DIRECTIONS FOR THIS TASK => Return the count of lines that hold the string "quelque", with no other words.

--- --- ---

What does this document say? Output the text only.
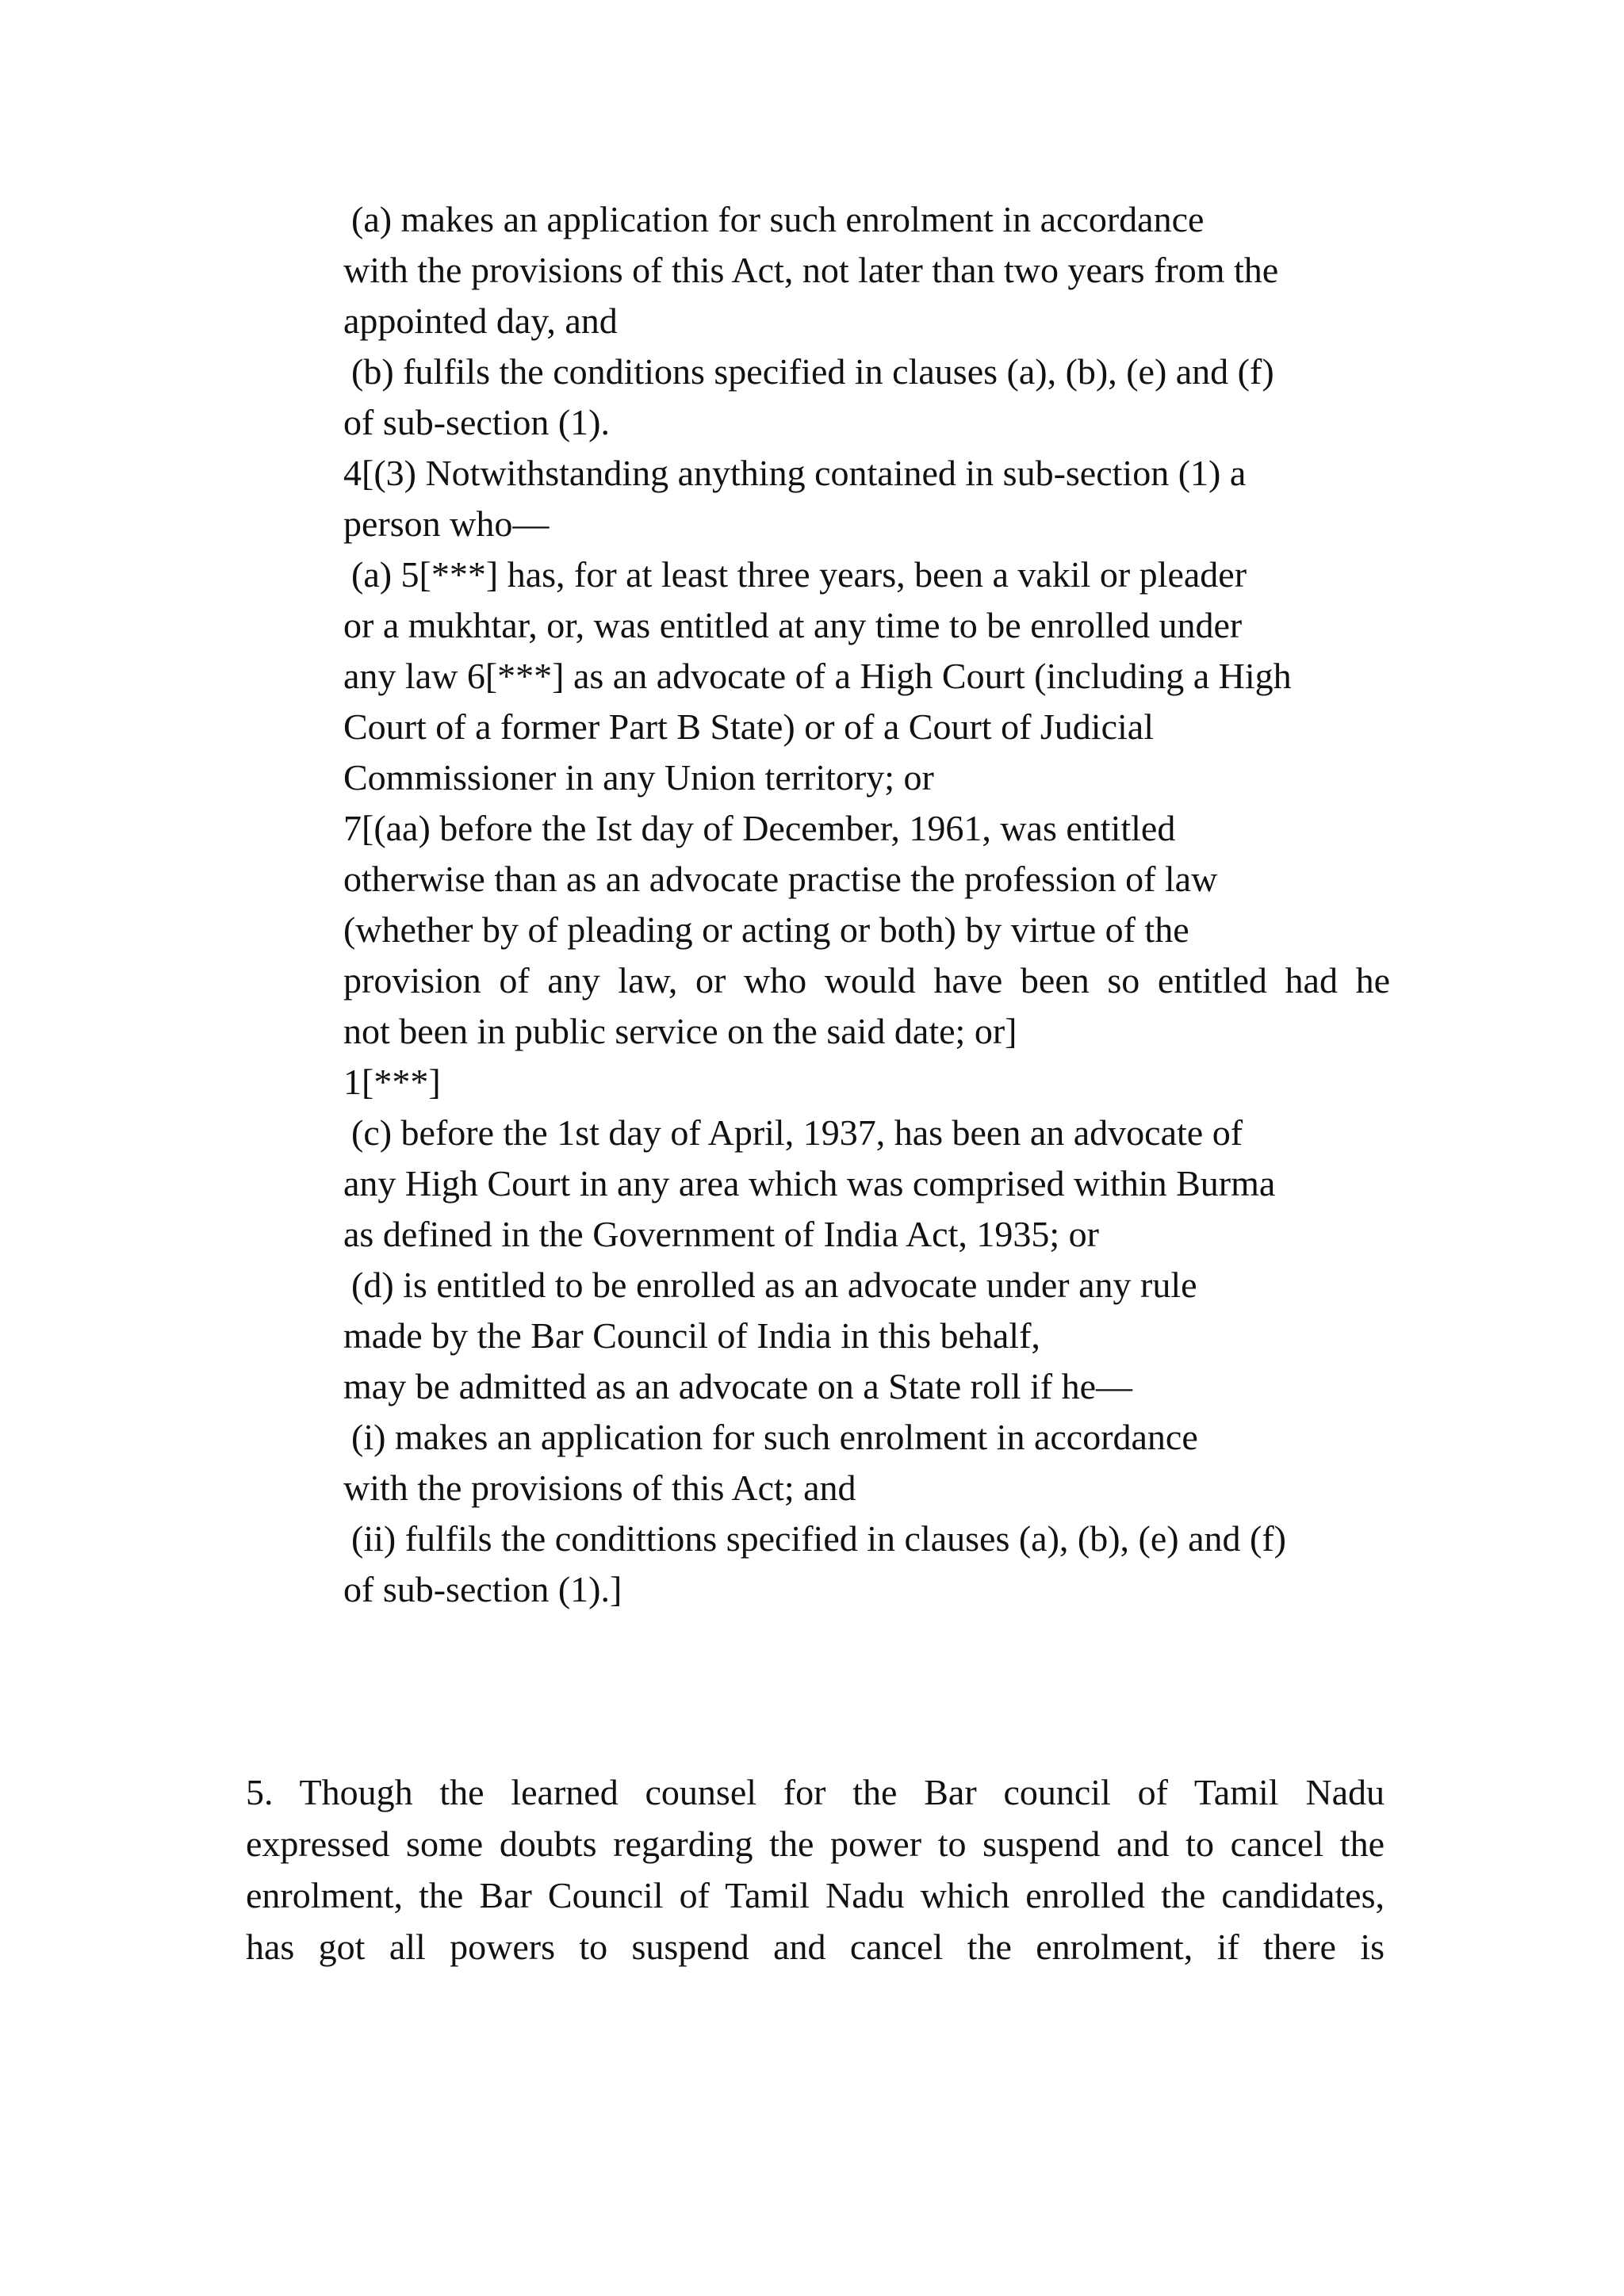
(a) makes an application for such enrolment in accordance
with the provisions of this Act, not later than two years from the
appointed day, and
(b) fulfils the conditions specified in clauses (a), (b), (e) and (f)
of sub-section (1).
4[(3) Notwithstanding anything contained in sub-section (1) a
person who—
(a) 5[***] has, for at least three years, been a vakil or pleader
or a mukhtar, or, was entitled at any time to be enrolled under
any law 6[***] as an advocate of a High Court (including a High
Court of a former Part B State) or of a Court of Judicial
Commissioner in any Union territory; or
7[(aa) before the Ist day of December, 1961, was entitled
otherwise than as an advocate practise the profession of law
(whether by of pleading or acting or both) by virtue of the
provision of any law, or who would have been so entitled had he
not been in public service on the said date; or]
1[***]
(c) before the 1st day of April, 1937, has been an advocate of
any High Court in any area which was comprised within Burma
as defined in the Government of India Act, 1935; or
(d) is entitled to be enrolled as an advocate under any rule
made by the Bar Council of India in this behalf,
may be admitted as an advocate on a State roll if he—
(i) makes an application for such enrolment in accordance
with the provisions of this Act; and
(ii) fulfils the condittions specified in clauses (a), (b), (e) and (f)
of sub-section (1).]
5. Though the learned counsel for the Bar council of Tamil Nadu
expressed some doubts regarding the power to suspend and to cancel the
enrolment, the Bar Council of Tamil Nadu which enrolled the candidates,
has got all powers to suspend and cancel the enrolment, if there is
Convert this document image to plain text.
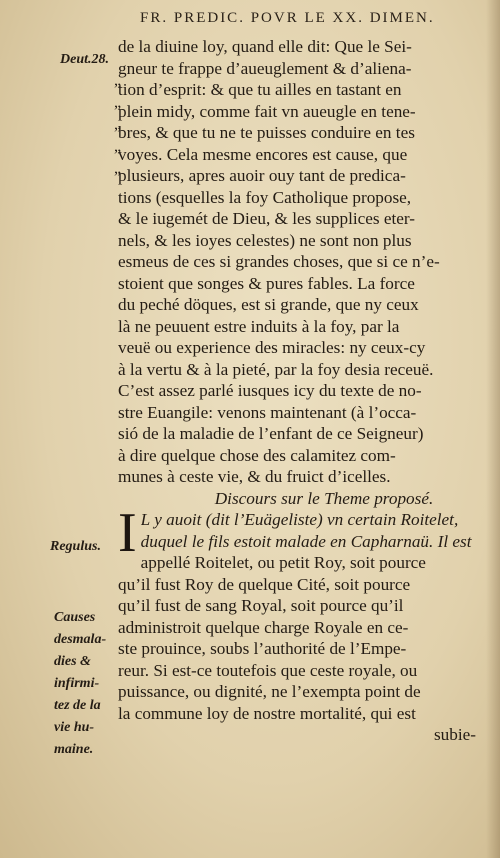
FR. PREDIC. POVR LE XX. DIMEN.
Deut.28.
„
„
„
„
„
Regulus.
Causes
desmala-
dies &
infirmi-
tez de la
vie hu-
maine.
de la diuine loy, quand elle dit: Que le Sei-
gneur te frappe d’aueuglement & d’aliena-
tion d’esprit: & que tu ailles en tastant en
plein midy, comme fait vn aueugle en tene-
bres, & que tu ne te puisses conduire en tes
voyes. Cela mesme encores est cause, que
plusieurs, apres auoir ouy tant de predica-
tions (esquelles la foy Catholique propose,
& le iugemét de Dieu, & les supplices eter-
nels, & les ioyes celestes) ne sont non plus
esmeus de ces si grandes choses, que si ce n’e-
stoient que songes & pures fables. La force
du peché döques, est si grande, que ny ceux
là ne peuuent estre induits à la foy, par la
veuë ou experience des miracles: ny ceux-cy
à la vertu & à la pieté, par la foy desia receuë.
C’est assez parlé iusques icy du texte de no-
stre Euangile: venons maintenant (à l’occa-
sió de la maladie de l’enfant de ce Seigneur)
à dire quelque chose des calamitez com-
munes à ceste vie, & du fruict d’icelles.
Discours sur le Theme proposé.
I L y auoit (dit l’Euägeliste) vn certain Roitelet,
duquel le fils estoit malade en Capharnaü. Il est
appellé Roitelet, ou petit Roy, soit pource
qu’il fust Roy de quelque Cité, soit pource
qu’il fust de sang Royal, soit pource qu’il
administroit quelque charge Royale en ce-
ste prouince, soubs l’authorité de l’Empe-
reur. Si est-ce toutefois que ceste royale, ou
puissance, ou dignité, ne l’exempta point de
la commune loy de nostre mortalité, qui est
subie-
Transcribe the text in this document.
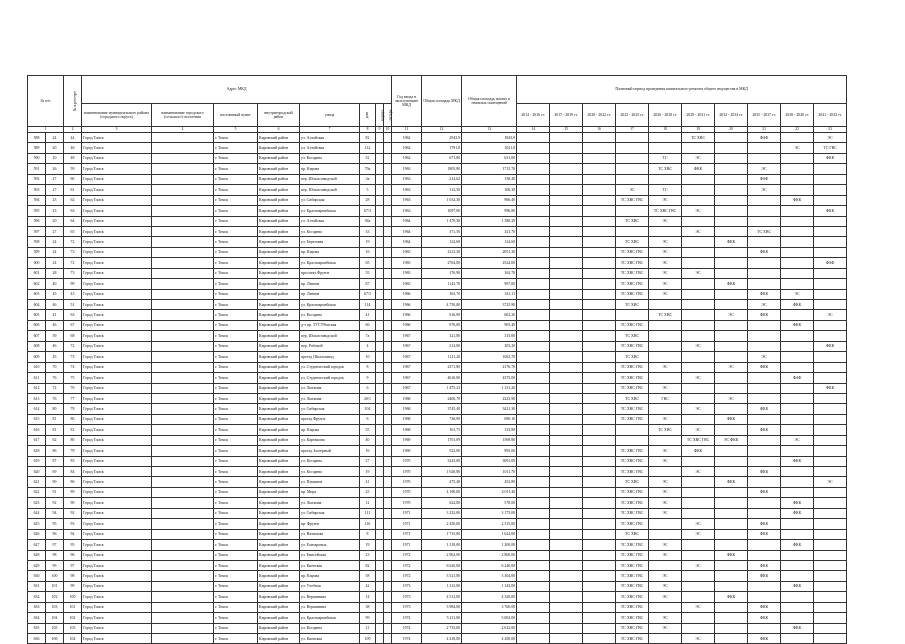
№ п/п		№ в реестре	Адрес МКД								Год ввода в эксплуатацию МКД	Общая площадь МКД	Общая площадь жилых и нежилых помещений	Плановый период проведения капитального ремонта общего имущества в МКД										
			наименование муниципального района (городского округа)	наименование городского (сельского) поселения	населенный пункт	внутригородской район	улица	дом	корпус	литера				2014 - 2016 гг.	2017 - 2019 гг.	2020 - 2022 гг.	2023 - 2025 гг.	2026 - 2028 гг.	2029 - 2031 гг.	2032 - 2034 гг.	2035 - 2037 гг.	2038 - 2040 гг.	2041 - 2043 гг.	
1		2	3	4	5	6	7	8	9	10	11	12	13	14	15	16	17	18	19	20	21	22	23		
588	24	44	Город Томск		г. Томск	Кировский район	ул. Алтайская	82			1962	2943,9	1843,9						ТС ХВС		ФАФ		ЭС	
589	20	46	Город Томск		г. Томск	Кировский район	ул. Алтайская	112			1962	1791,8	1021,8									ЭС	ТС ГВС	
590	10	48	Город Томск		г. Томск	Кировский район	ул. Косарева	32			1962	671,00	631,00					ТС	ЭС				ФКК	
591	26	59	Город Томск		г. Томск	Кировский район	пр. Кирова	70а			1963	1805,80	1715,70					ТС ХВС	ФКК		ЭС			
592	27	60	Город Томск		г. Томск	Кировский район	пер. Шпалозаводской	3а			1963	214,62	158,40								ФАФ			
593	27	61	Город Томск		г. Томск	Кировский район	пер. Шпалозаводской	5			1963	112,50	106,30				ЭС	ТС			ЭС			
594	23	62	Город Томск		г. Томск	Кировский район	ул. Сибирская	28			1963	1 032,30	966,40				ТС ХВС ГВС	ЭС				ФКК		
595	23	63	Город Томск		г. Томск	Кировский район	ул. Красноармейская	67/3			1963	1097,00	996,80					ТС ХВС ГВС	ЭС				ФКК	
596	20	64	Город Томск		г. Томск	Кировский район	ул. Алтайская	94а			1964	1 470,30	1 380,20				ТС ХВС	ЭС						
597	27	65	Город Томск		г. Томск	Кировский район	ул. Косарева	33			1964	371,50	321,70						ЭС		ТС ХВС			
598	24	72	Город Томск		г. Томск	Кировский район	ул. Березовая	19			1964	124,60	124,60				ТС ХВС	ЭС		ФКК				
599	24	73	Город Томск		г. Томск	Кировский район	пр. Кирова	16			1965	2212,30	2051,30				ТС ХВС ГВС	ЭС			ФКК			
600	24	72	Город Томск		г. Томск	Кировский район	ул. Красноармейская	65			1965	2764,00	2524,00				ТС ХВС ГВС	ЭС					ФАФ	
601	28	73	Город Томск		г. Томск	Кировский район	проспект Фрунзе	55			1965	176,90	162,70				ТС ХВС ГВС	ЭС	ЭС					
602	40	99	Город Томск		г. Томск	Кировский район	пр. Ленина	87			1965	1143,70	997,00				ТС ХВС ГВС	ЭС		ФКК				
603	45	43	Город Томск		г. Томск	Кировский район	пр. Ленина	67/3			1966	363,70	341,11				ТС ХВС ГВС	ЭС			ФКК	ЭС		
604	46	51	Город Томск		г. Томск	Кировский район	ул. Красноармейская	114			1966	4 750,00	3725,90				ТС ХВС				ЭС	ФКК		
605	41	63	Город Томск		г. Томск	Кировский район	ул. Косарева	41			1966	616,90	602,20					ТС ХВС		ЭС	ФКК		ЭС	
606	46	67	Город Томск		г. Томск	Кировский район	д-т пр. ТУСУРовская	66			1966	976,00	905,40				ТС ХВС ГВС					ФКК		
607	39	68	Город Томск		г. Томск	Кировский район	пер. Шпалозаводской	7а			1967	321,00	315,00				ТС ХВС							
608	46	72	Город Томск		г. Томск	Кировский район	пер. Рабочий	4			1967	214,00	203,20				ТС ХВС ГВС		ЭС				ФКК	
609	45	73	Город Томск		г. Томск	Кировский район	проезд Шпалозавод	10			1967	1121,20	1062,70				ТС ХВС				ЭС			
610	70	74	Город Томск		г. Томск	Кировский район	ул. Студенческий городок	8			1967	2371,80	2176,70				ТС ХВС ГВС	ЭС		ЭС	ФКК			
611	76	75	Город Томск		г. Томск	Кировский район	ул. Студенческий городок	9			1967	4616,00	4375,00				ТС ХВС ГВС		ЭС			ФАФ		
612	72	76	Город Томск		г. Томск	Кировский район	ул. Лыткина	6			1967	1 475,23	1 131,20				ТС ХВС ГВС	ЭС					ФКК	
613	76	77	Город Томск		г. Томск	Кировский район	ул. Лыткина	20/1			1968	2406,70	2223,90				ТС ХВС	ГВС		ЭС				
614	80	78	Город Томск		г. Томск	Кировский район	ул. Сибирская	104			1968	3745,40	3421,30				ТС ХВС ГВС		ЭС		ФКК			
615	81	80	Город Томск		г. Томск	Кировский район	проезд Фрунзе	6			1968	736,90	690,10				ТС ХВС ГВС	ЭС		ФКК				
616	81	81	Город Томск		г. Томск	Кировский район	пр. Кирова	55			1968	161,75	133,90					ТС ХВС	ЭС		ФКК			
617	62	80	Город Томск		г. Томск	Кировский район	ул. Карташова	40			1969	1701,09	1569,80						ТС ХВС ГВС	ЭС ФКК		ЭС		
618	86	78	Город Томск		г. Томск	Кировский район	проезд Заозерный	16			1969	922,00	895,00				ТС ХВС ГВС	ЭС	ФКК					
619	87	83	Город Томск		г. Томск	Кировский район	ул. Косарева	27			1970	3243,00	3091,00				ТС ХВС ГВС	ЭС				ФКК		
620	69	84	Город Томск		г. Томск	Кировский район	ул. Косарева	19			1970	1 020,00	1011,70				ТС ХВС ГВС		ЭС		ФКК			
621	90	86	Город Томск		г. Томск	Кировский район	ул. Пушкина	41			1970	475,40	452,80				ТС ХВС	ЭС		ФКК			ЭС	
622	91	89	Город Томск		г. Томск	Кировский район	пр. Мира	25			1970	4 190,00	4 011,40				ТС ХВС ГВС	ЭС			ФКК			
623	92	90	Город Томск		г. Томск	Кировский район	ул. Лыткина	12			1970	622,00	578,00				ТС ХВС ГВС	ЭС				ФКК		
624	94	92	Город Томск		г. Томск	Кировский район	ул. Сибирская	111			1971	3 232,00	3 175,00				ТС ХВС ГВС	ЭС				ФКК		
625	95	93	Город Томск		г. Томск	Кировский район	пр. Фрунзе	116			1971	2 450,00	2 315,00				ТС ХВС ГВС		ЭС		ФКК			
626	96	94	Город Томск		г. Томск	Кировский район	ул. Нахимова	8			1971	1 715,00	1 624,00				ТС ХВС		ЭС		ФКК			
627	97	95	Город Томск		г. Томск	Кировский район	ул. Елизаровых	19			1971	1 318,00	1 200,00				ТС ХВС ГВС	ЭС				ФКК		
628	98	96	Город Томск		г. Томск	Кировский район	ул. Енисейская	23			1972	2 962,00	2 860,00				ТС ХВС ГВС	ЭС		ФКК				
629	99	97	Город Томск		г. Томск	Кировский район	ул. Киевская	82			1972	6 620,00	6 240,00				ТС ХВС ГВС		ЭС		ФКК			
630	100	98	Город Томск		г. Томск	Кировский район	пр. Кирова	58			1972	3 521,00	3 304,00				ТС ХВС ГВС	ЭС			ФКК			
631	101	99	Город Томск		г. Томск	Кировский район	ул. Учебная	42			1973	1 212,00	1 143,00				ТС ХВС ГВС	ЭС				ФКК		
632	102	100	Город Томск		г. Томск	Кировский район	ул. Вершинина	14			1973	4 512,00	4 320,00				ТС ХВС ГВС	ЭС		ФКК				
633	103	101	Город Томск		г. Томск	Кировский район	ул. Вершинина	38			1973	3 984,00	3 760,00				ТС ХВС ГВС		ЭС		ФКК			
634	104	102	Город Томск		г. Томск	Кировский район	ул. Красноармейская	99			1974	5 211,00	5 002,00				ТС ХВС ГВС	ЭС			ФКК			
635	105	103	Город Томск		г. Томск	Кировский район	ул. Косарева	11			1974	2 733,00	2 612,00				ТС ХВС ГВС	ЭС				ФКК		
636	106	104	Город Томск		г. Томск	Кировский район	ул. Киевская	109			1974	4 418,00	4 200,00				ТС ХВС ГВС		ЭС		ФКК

--- --- ---

COMPLETED EXERCISE => 3